TASK DETAILS:
For the data below, work out how many lines include the string "text" and report only the number.

EXCERPTED DATA:
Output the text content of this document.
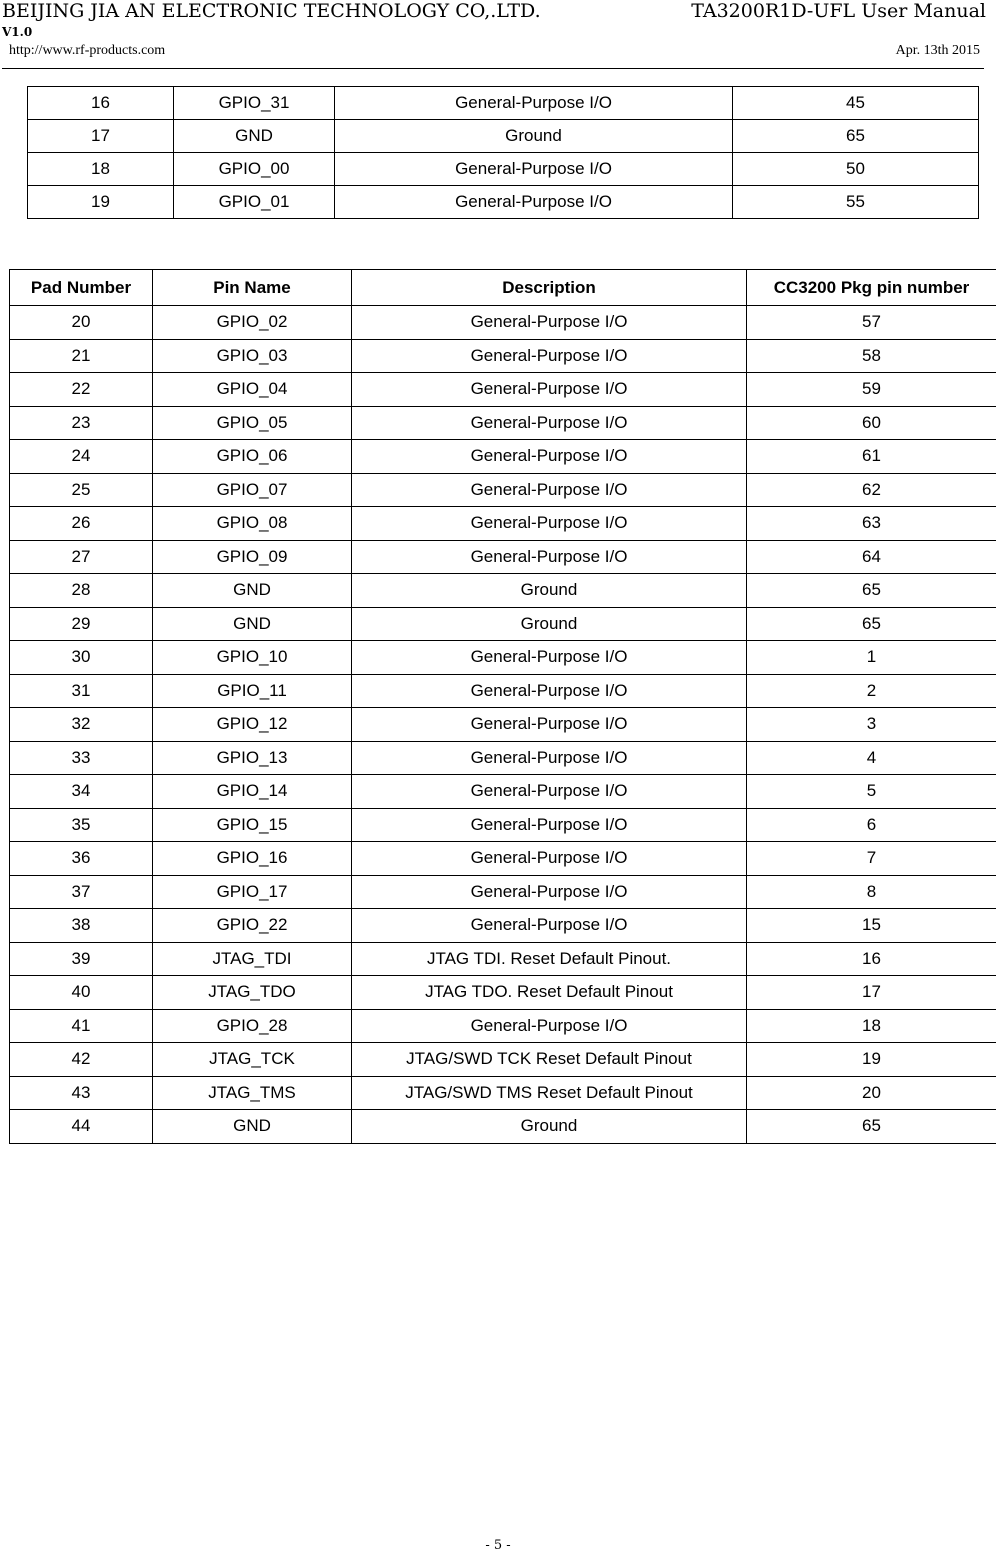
BEIJING JIA AN ELECTRONIC TECHNOLOGY CO,.LTD.	TA3200R1D-UFL User Manual
V1.0
http://www.rf-products.com	Apr. 13th 2015
16	GPIO_31	General-Purpose I/O	45
17	GND	Ground	65
18	GPIO_00	General-Purpose I/O	50
19	GPIO_01	General-Purpose I/O	55
Pad Number	Pin Name	Description	CC3200 Pkg pin number
20	GPIO_02	General-Purpose I/O	57
21	GPIO_03	General-Purpose I/O	58
22	GPIO_04	General-Purpose I/O	59
23	GPIO_05	General-Purpose I/O	60
24	GPIO_06	General-Purpose I/O	61
25	GPIO_07	General-Purpose I/O	62
26	GPIO_08	General-Purpose I/O	63
27	GPIO_09	General-Purpose I/O	64
28	GND	Ground	65
29	GND	Ground	65
30	GPIO_10	General-Purpose I/O	1
31	GPIO_11	General-Purpose I/O	2
32	GPIO_12	General-Purpose I/O	3
33	GPIO_13	General-Purpose I/O	4
34	GPIO_14	General-Purpose I/O	5
35	GPIO_15	General-Purpose I/O	6
36	GPIO_16	General-Purpose I/O	7
37	GPIO_17	General-Purpose I/O	8
38	GPIO_22	General-Purpose I/O	15
39	JTAG_TDI	JTAG TDI. Reset Default Pinout.	16
40	JTAG_TDO	JTAG TDO. Reset Default Pinout	17
41	GPIO_28	General-Purpose I/O	18
42	JTAG_TCK	JTAG/SWD TCK Reset Default Pinout	19
43	JTAG_TMS	JTAG/SWD TMS Reset Default Pinout	20
44	GND	Ground	65
- 5 -
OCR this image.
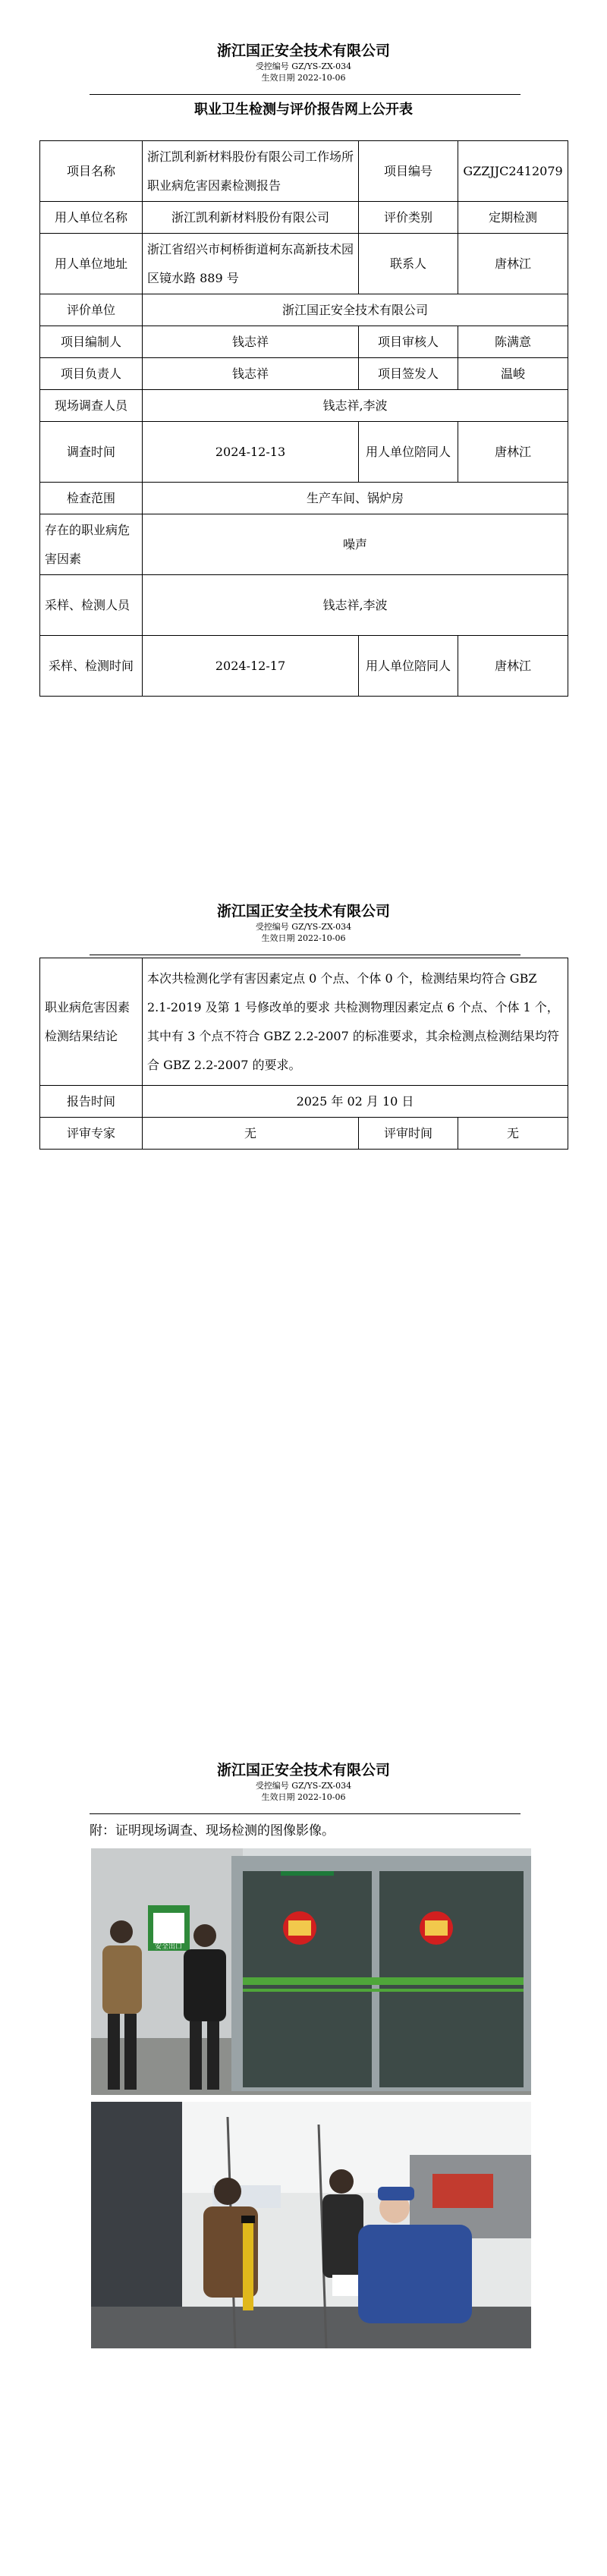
浙江国正安全技术有限公司
受控编号 GZ/YS-ZX-034
生效日期 2022-10-06
职业卫生检测与评价报告网上公开表
项目名称	浙江凯利新材料股份有限公司工作场所职业病危害因素检测报告	项目编号	GZZJJC2412079
用人单位名称	浙江凯利新材料股份有限公司	评价类别	定期检测
用人单位地址	浙江省绍兴市柯桥街道柯东高新技术园区镜水路 889 号	联系人	唐林江
评价单位	浙江国正安全技术有限公司		
项目编制人	钱志祥	项目审核人	陈满意
项目负责人	钱志祥	项目签发人	温峻
现场调查人员	钱志祥,李波		
调查时间	2024-12-13	用人单位陪同人	唐林江
检查范围	生产车间、锅炉房		
存在的职业病危害因素	噪声		
采样、检测人员	钱志祥,李波		
采样、检测时间	2024-12-17	用人单位陪同人	唐林江
浙江国正安全技术有限公司
受控编号 GZ/YS-ZX-034
生效日期 2022-10-06
职业病危害因素检测结果结论	本次共检测化学有害因素定点 0 个点、个体 0 个，检测结果均符合 GBZ 2.1-2019 及第 1 号修改单的要求 共检测物理因素定点 6 个点、个体 1 个，其中有 3 个点不符合 GBZ 2.2-2007 的标准要求，其余检测点检测结果均符合 GBZ 2.2-2007 的要求。		
报告时间	2025 年 02 月 10 日		
评审专家	无	评审时间	无
浙江国正安全技术有限公司
受控编号 GZ/YS-ZX-034
生效日期 2022-10-06
附：证明现场调查、现场检测的图像影像。
安全出口
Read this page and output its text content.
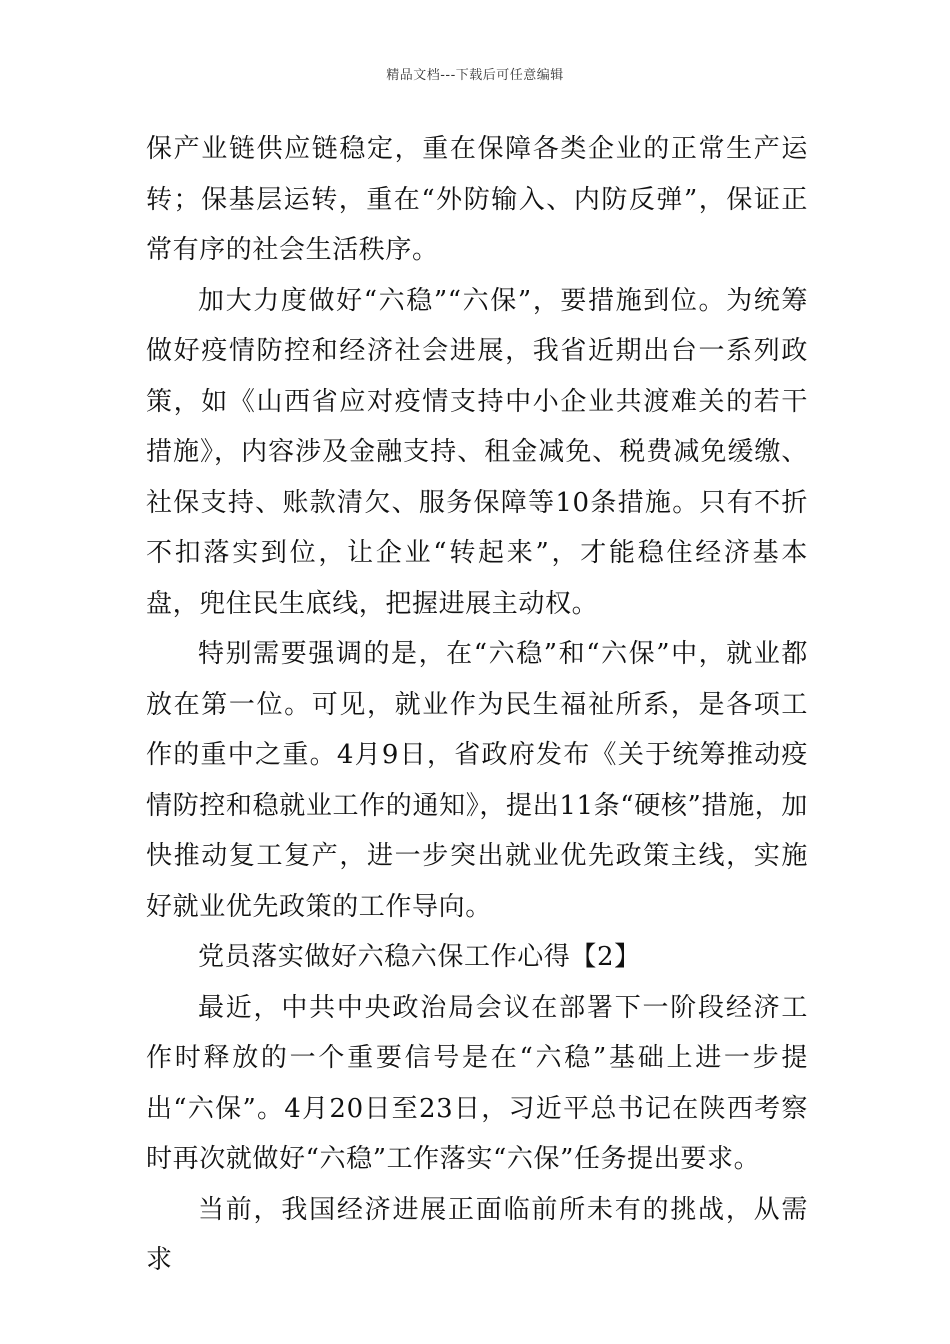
精品文档---下载后可任意编辑

保产业链供应链稳定，重在保障各类企业的正常生产运转；保基层运转，重在“外防输入、内防反弹”，保证正常有序的社会生活秩序。

加大力度做好“六稳”“六保”，要措施到位。为统筹做好疫情防控和经济社会进展，我省近期出台一系列政策，如《山西省应对疫情支持中小企业共渡难关的若干措施》，内容涉及金融支持、租金减免、税费减免缓缴、社保支持、账款清欠、服务保障等10条措施。只有不折不扣落实到位，让企业“转起来”，才能稳住经济基本盘，兜住民生底线，把握进展主动权。

特别需要强调的是，在“六稳”和“六保”中，就业都放在第一位。可见，就业作为民生福祉所系，是各项工作的重中之重。4月9日，省政府发布《关于统筹推动疫情防控和稳就业工作的通知》，提出11条“硬核”措施，加快推动复工复产，进一步突出就业优先政策主线，实施好就业优先政策的工作导向。

党员落实做好六稳六保工作心得【2】

最近，中共中央政治局会议在部署下一阶段经济工作时释放的一个重要信号是在“六稳”基础上进一步提出“六保”。4月20日至23日，习近平总书记在陕西考察时再次就做好“六稳”工作落实“六保”任务提出要求。

当前，我国经济进展正面临前所未有的挑战，从需求
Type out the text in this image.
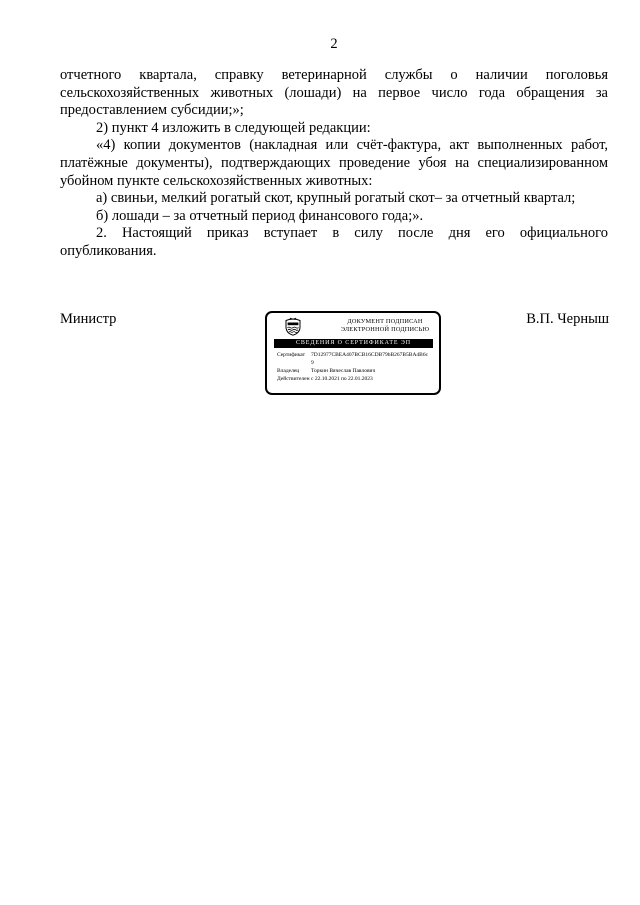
2
отчетного квартала, справку ветеринарной службы о наличии поголовья
сельскохозяйственных животных (лошади) на первое число года обращения за
предоставлением субсидии;»;
2) пункт 4 изложить в следующей редакции:
«4) копии документов (накладная или счёт-фактура, акт выполненных работ,
платёжные документы), подтверждающих проведение убоя на специализированном
убойном пункте сельскохозяйственных животных:
а) свиньи, мелкий рогатый скот, крупный рогатый скот– за отчетный квартал;
б) лошади – за отчетный период финансового года;».
2. Настоящий приказ вступает в силу после дня его официального
опубликования.
Министр	В.П. Черныш
ДОКУМЕНТ ПОДПИСАН
ЭЛЕКТРОННОЙ ПОДПИСЬЮ
СВЕДЕНИЯ О СЕРТИФИКАТЕ ЭП
Сертификат 7D12977CBEA407BCB16CDB79bB267B5BA4B6c9
Владелец Торкин Вячеслав Павлович
Действителен с 22.10.2021 по 22.01.2023
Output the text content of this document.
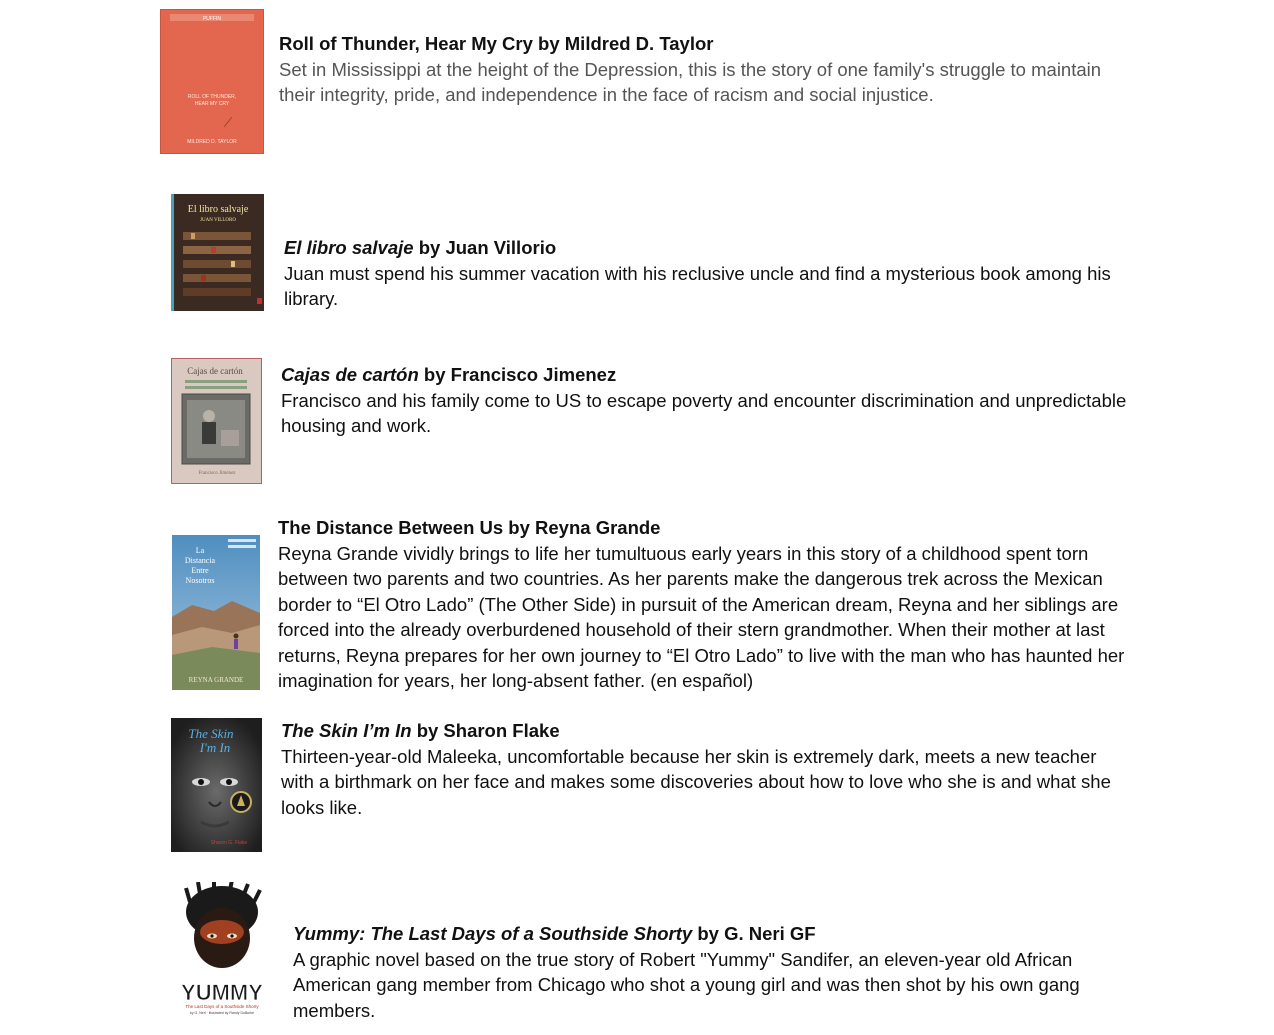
PUFFIN
ROLL OF THUNDER,
HEAR MY CRY
MILDRED D. TAYLOR

Roll of Thunder, Hear My Cry by Mildred D. Taylor

Set in Mississippi at the height of the Depression, this is the story of one family's struggle to maintain their integrity, pride, and independence in the face of racism and social injustice.

El libro salvaje
JUAN VILLORO

El libro salvaje by Juan Villorio

Juan must spend his summer vacation with his reclusive uncle and find a mysterious book among his library.

Cajas de cartón
Francisco Jiménez

Cajas de cartón by Francisco Jimenez

Francisco and his family come to US to escape poverty and encounter discrimination and unpredictable housing and work.

La
Distancia
Entre
Nosotros
REYNA GRANDE

The Distance Between Us by Reyna Grande

Reyna Grande vividly brings to life her tumultuous early years in this story of a childhood spent torn between two parents and two countries. As her parents make the dangerous trek across the Mexican border to “El Otro Lado” (The Other Side) in pursuit of the American dream, Reyna and her siblings are forced into the already overburdened household of their stern grandmother. When their mother at last returns, Reyna prepares for her own journey to “El Otro Lado” to live with the man who has haunted her imagination for years, her long-absent father. (en español)

The Skin
I'm In
Sharon G. Flake

The Skin I’m In by Sharon Flake

Thirteen-year-old Maleeka, uncomfortable because her skin is extremely dark, meets a new teacher with a birthmark on her face and makes some discoveries about how to love who she is and what she looks like.

YUMMY
The Last Days of a Southside Shorty
by G. Neri · illustrated by Randy DuBurke

Yummy: The Last Days of a Southside Shorty by G. Neri GF

A graphic novel based on the true story of Robert "Yummy" Sandifer, an eleven-year old African American gang member from Chicago who shot a young girl and was then shot by his own gang members.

EXERCISE ANSWER:
4